** AIM OF THE EXERCISE **
Reproduce the listing below word for word, starting at its first line and ending with the line that contains "Point: [624, 460, 647, 475]", including both of those lines.

** TASK INPUT **
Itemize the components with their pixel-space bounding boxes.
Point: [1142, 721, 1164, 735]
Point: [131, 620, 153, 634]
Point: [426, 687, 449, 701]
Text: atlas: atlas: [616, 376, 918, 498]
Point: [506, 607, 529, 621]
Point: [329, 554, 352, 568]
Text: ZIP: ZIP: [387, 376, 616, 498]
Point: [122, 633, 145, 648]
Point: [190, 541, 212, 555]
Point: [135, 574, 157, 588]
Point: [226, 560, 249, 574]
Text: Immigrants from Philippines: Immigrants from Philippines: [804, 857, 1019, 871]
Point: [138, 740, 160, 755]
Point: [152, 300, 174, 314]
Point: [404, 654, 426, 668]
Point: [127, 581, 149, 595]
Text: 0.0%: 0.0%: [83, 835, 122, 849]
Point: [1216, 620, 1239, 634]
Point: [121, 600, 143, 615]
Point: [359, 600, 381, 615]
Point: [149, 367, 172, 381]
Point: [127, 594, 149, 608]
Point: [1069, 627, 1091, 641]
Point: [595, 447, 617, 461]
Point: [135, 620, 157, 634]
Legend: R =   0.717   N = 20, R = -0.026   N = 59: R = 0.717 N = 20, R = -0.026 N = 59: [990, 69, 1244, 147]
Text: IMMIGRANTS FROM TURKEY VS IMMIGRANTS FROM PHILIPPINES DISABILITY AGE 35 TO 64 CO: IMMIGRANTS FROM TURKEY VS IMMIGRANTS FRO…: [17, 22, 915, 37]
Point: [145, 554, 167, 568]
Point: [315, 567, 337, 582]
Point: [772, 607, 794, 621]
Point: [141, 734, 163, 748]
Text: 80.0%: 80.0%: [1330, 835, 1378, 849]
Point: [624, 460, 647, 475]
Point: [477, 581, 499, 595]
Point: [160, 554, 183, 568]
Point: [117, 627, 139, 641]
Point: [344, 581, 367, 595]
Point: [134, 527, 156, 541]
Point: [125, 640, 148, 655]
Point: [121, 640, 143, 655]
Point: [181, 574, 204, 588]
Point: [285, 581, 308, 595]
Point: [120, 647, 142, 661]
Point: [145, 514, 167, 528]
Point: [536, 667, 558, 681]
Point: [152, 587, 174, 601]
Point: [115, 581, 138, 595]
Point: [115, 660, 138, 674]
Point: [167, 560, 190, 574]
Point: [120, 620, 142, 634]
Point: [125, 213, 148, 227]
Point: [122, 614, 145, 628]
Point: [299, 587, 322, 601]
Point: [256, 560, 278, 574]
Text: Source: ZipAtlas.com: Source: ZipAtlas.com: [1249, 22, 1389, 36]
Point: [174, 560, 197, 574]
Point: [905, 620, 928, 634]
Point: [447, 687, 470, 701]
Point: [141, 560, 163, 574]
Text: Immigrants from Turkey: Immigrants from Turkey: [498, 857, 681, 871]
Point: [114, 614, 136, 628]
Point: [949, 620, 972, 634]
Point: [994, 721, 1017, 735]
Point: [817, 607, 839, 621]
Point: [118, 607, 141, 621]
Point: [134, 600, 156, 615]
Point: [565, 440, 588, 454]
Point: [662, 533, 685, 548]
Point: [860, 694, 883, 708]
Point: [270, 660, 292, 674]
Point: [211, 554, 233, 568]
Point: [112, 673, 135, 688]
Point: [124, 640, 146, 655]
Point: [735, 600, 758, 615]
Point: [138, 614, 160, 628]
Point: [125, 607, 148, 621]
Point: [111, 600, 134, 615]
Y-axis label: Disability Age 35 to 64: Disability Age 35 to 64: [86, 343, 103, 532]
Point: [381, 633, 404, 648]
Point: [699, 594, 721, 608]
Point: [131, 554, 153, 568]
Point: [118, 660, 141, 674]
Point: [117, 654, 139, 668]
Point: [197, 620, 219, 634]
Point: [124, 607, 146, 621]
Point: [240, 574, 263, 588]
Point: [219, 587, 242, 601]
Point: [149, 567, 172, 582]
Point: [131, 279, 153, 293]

** SOLVED EXERCISE **
Itemize the components with their pixel-space bounding boxes.
Point: [1142, 721, 1164, 735]
Point: [131, 620, 153, 634]
Point: [426, 687, 449, 701]
Text: atlas: atlas: [616, 376, 918, 498]
Point: [506, 607, 529, 621]
Point: [329, 554, 352, 568]
Text: ZIP: ZIP: [387, 376, 616, 498]
Point: [122, 633, 145, 648]
Point: [190, 541, 212, 555]
Point: [135, 574, 157, 588]
Point: [226, 560, 249, 574]
Text: Immigrants from Philippines: Immigrants from Philippines: [804, 857, 1019, 871]
Point: [138, 740, 160, 755]
Point: [152, 300, 174, 314]
Point: [404, 654, 426, 668]
Point: [127, 581, 149, 595]
Text: 0.0%: 0.0%: [83, 835, 122, 849]
Point: [1216, 620, 1239, 634]
Point: [121, 600, 143, 615]
Point: [359, 600, 381, 615]
Point: [149, 367, 172, 381]
Point: [127, 594, 149, 608]
Point: [1069, 627, 1091, 641]
Point: [595, 447, 617, 461]
Point: [135, 620, 157, 634]
Legend: R =   0.717   N = 20, R = -0.026   N = 59: R = 0.717 N = 20, R = -0.026 N = 59: [990, 69, 1244, 147]
Text: IMMIGRANTS FROM TURKEY VS IMMIGRANTS FROM PHILIPPINES DISABILITY AGE 35 TO 64 CO: IMMIGRANTS FROM TURKEY VS IMMIGRANTS FRO…: [17, 22, 915, 37]
Point: [145, 554, 167, 568]
Point: [315, 567, 337, 582]
Point: [772, 607, 794, 621]
Point: [141, 734, 163, 748]
Text: 80.0%: 80.0%: [1330, 835, 1378, 849]
Point: [624, 460, 647, 475]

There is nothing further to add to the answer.